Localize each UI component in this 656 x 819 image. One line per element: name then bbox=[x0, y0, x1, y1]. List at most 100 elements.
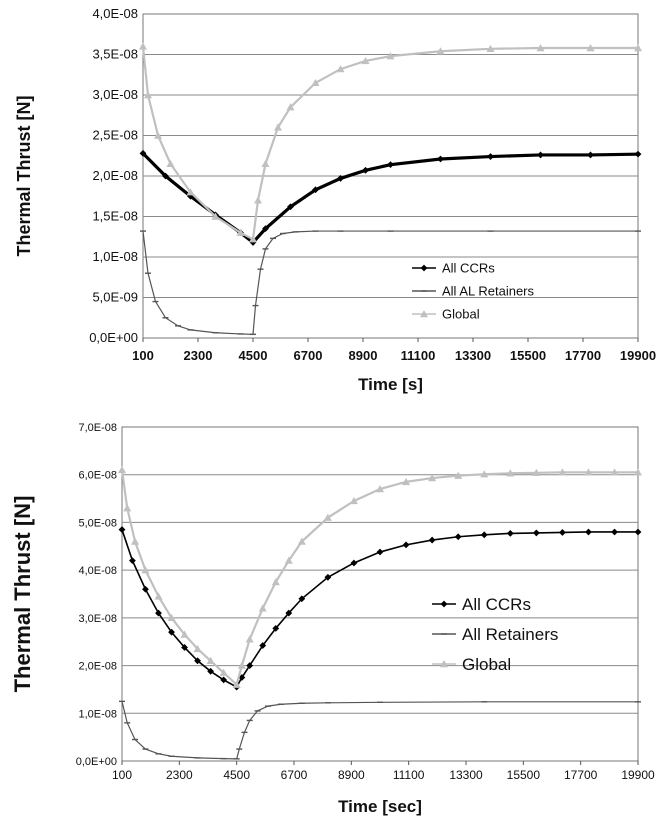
x-tick-label: 17700 bbox=[564, 768, 598, 782]
data-point bbox=[634, 528, 642, 536]
y-tick-label: 1,5E-08 bbox=[92, 209, 138, 224]
x-tick-label: 100 bbox=[132, 348, 154, 363]
x-tick-label: 4500 bbox=[223, 768, 250, 782]
y-tick-label: 2,0E-08 bbox=[78, 661, 117, 673]
data-point bbox=[194, 657, 201, 665]
data-point bbox=[402, 541, 410, 549]
y-tick-label: 2,0E-08 bbox=[92, 168, 138, 183]
legend-label: All CCRs bbox=[442, 261, 495, 276]
legend-entry: All Retainers bbox=[432, 625, 558, 644]
y-tick-label: 5,0E-08 bbox=[78, 517, 117, 529]
data-point bbox=[587, 151, 594, 159]
x-axis-title: Time [sec] bbox=[338, 797, 422, 816]
data-point bbox=[532, 529, 540, 537]
data-point bbox=[536, 44, 545, 52]
data-point bbox=[238, 674, 246, 681]
data-point bbox=[141, 566, 150, 574]
x-tick-label: 15500 bbox=[507, 768, 541, 782]
plot-area bbox=[121, 426, 639, 762]
data-point bbox=[155, 609, 162, 617]
data-point bbox=[206, 656, 215, 664]
data-point bbox=[262, 225, 269, 233]
data-point bbox=[362, 166, 369, 174]
data-point bbox=[123, 504, 132, 512]
data-point bbox=[349, 496, 358, 505]
data-point bbox=[558, 468, 567, 476]
data-point bbox=[286, 103, 295, 111]
legend-entry: Global bbox=[412, 307, 480, 322]
y-tick-label: 0,0E+00 bbox=[89, 330, 138, 345]
series-all-ccrs bbox=[118, 526, 642, 691]
x-tick-label: 4500 bbox=[239, 348, 268, 363]
series-all-retainers bbox=[119, 700, 641, 760]
y-tick-label: 3,0E-08 bbox=[92, 87, 138, 102]
y-tick-label: 3,0E-08 bbox=[78, 613, 117, 625]
x-tick-label: 19900 bbox=[621, 768, 655, 782]
data-point bbox=[249, 235, 257, 243]
data-point bbox=[437, 155, 444, 163]
data-point bbox=[586, 44, 595, 52]
legend-marker bbox=[420, 264, 428, 272]
data-point bbox=[402, 477, 411, 486]
data-point bbox=[167, 613, 176, 622]
data-point bbox=[287, 203, 294, 211]
data-point bbox=[207, 667, 215, 675]
x-tick-label: 13300 bbox=[449, 768, 483, 782]
y-tick-label: 1,0E-08 bbox=[78, 708, 117, 720]
data-point bbox=[298, 595, 306, 603]
data-point bbox=[129, 557, 136, 564]
data-point bbox=[246, 662, 254, 669]
data-point bbox=[323, 513, 332, 521]
data-point bbox=[258, 604, 267, 612]
data-point bbox=[634, 150, 642, 158]
x-tick-label: 2300 bbox=[184, 348, 213, 363]
data-point bbox=[272, 624, 280, 632]
data-point bbox=[162, 172, 169, 180]
legend-entry: Global bbox=[432, 655, 511, 674]
y-tick-label: 4,0E-08 bbox=[92, 6, 138, 21]
data-point bbox=[537, 151, 544, 159]
legend-entry: All CCRs bbox=[412, 261, 495, 276]
data-point bbox=[285, 609, 293, 617]
y-tick-label: 7,0E-08 bbox=[78, 422, 117, 434]
data-point bbox=[584, 468, 593, 476]
data-point bbox=[166, 159, 175, 168]
data-point bbox=[428, 536, 436, 544]
data-point bbox=[361, 56, 370, 65]
x-tick-label: 100 bbox=[112, 768, 132, 782]
data-point bbox=[336, 65, 345, 73]
data-point bbox=[634, 468, 642, 476]
data-point bbox=[506, 469, 515, 477]
data-point bbox=[211, 212, 220, 220]
data-point bbox=[324, 573, 332, 581]
legend-entry: All AL Retainers bbox=[412, 284, 535, 299]
x-tick-label: 6700 bbox=[281, 768, 308, 782]
chart-thermal-thrust-bottom: 0,0E+00 1,0E-08 2,0E-08 3,0E-08 4,0E-08 5,0E-… bbox=[10, 422, 655, 816]
legend-label: All CCRs bbox=[462, 595, 531, 614]
series-all-al-retainers bbox=[140, 230, 641, 336]
data-point bbox=[436, 47, 445, 55]
data-point bbox=[118, 526, 126, 533]
data-point bbox=[236, 228, 245, 236]
data-point bbox=[259, 642, 267, 649]
legend-marker bbox=[420, 310, 428, 318]
data-point bbox=[376, 485, 384, 493]
data-point bbox=[634, 44, 642, 52]
data-point bbox=[311, 78, 320, 87]
data-point bbox=[118, 465, 126, 474]
data-point bbox=[610, 468, 619, 476]
data-point bbox=[428, 474, 437, 482]
data-point bbox=[274, 123, 282, 131]
data-point bbox=[284, 556, 293, 564]
data-point bbox=[585, 528, 592, 536]
series-global bbox=[139, 42, 642, 243]
data-point bbox=[220, 676, 228, 684]
data-point bbox=[261, 159, 270, 168]
data-point bbox=[271, 578, 280, 586]
data-point bbox=[181, 644, 188, 651]
x-tick-label: 13300 bbox=[455, 348, 491, 363]
data-point bbox=[219, 668, 228, 676]
data-point bbox=[245, 635, 254, 643]
data-point bbox=[139, 42, 147, 50]
data-point bbox=[532, 468, 541, 477]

● Exercise objective:
Reproduce the listing above with every occurrence of "y-tick-label" replaced by "y-axis-label", keeping all other text unchanged. Omit the picture from your output.

● Final result:
Localize each UI component in this 656 x 819 image. One line per element: name then bbox=[x0, y0, x1, y1]. List at most 100 elements.
x-tick-label: 17700 bbox=[564, 768, 598, 782]
data-point bbox=[634, 528, 642, 536]
y-axis-label: 1,5E-08 bbox=[92, 209, 138, 224]
x-tick-label: 100 bbox=[132, 348, 154, 363]
x-tick-label: 4500 bbox=[223, 768, 250, 782]
y-axis-label: 2,0E-08 bbox=[78, 661, 117, 673]
data-point bbox=[194, 657, 201, 665]
data-point bbox=[402, 541, 410, 549]
y-axis-label: 2,0E-08 bbox=[92, 168, 138, 183]
legend-label: All CCRs bbox=[442, 261, 495, 276]
legend-entry: All Retainers bbox=[432, 625, 558, 644]
y-axis-label: 5,0E-08 bbox=[78, 517, 117, 529]
data-point bbox=[587, 151, 594, 159]
x-axis-title: Time [sec] bbox=[338, 797, 422, 816]
data-point bbox=[532, 529, 540, 537]
data-point bbox=[536, 44, 545, 52]
data-point bbox=[238, 674, 246, 681]
data-point bbox=[141, 566, 150, 574]
x-tick-label: 15500 bbox=[507, 768, 541, 782]
plot-area bbox=[121, 426, 639, 762]
data-point bbox=[155, 609, 162, 617]
data-point bbox=[206, 656, 215, 664]
data-point bbox=[262, 225, 269, 233]
data-point bbox=[362, 166, 369, 174]
data-point bbox=[123, 504, 132, 512]
data-point bbox=[349, 496, 358, 505]
data-point bbox=[558, 468, 567, 476]
data-point bbox=[286, 103, 295, 111]
legend-entry: Global bbox=[412, 307, 480, 322]
y-axis-label: 0,0E+00 bbox=[89, 330, 138, 345]
series-all-ccrs bbox=[118, 526, 642, 691]
x-tick-label: 4500 bbox=[239, 348, 268, 363]
series-all-retainers bbox=[119, 700, 641, 760]
y-axis-label: 3,0E-08 bbox=[92, 87, 138, 102]
y-axis-label: 3,0E-08 bbox=[78, 613, 117, 625]
x-tick-label: 19900 bbox=[621, 768, 655, 782]
data-point bbox=[249, 235, 257, 243]
data-point bbox=[437, 155, 444, 163]
data-point bbox=[586, 44, 595, 52]
legend-marker bbox=[420, 264, 428, 272]
data-point bbox=[402, 477, 411, 486]
data-point bbox=[167, 613, 176, 622]
data-point bbox=[287, 203, 294, 211]
data-point bbox=[207, 667, 215, 675]
x-tick-label: 13300 bbox=[449, 768, 483, 782]
y-axis-label: 1,0E-08 bbox=[78, 708, 117, 720]
data-point bbox=[298, 595, 306, 603]
data-point bbox=[129, 557, 136, 564]
data-point bbox=[246, 662, 254, 669]
data-point bbox=[323, 513, 332, 521]
data-point bbox=[258, 604, 267, 612]
data-point bbox=[634, 150, 642, 158]
x-tick-label: 2300 bbox=[184, 348, 213, 363]
data-point bbox=[272, 624, 280, 632]
data-point bbox=[162, 172, 169, 180]
legend-entry: Global bbox=[432, 655, 511, 674]
y-axis-label: 4,0E-08 bbox=[92, 6, 138, 21]
data-point bbox=[537, 151, 544, 159]
legend-entry: All CCRs bbox=[412, 261, 495, 276]
data-point bbox=[285, 609, 293, 617]
y-axis-label: 7,0E-08 bbox=[78, 422, 117, 434]
data-point bbox=[584, 468, 593, 476]
data-point bbox=[166, 159, 175, 168]
data-point bbox=[428, 536, 436, 544]
data-point bbox=[361, 56, 370, 65]
x-tick-label: 100 bbox=[112, 768, 132, 782]
data-point bbox=[336, 65, 345, 73]
data-point bbox=[634, 468, 642, 476]
data-point bbox=[506, 469, 515, 477]
data-point bbox=[211, 212, 220, 220]
data-point bbox=[324, 573, 332, 581]
legend-entry: All AL Retainers bbox=[412, 284, 535, 299]
x-tick-label: 6700 bbox=[281, 768, 308, 782]
chart-thermal-thrust-bottom: 0,0E+00 1,0E-08 2,0E-08 3,0E-08 4,0E-08 5,0E-… bbox=[10, 422, 655, 816]
legend-label: All CCRs bbox=[462, 595, 531, 614]
series-all-al-retainers bbox=[140, 230, 641, 336]
data-point bbox=[436, 47, 445, 55]
data-point bbox=[118, 526, 126, 533]
data-point bbox=[236, 228, 245, 236]
data-point bbox=[259, 642, 267, 649]
legend-marker bbox=[420, 310, 428, 318]
data-point bbox=[376, 485, 384, 493]
data-point bbox=[634, 44, 642, 52]
data-point bbox=[311, 78, 320, 87]
data-point bbox=[118, 465, 126, 474]
data-point bbox=[610, 468, 619, 476]
data-point bbox=[428, 474, 437, 482]
data-point bbox=[274, 123, 282, 131]
data-point bbox=[284, 556, 293, 564]
data-point bbox=[585, 528, 592, 536]
series-global bbox=[139, 42, 642, 243]
data-point bbox=[220, 676, 228, 684]
data-point bbox=[261, 159, 270, 168]
data-point bbox=[271, 578, 280, 586]
data-point bbox=[181, 644, 188, 651]
x-tick-label: 13300 bbox=[455, 348, 491, 363]
data-point bbox=[219, 668, 228, 676]
data-point bbox=[245, 635, 254, 643]
data-point bbox=[139, 42, 147, 50]
data-point bbox=[532, 468, 541, 477]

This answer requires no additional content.